Stored data entries:

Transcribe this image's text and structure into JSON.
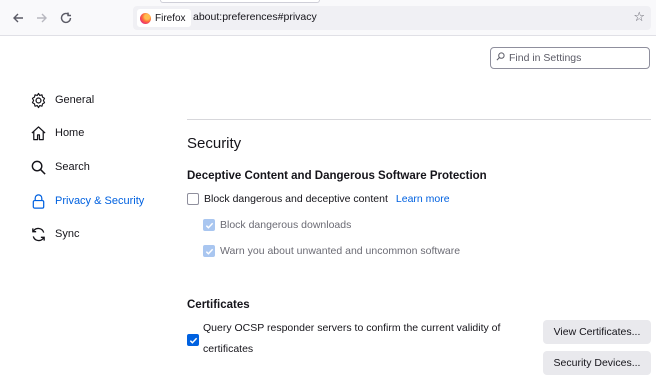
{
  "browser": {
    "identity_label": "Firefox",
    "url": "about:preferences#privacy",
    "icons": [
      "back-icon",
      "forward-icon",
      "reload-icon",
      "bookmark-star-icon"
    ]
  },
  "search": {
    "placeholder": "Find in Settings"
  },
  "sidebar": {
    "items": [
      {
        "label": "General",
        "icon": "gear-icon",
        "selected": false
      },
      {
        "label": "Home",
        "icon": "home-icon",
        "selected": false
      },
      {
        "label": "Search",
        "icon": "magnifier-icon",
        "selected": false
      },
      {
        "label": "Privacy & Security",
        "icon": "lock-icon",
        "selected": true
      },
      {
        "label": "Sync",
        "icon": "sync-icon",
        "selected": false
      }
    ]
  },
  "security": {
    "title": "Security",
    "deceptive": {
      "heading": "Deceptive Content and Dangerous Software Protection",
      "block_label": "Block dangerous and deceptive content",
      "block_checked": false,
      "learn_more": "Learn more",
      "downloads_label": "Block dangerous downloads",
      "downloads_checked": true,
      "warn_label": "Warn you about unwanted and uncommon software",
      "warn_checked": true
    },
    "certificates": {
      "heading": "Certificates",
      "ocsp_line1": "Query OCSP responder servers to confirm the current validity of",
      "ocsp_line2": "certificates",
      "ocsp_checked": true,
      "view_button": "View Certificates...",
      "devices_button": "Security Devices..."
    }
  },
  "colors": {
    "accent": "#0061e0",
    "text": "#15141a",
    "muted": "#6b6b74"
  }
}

INSTRUCTION: Lines of the material that contain the word "true" are to be gathered.

TASK RESPONSE:
        "selected": true
      "downloads_checked": true,
      "warn_checked": true
      "ocsp_checked": true,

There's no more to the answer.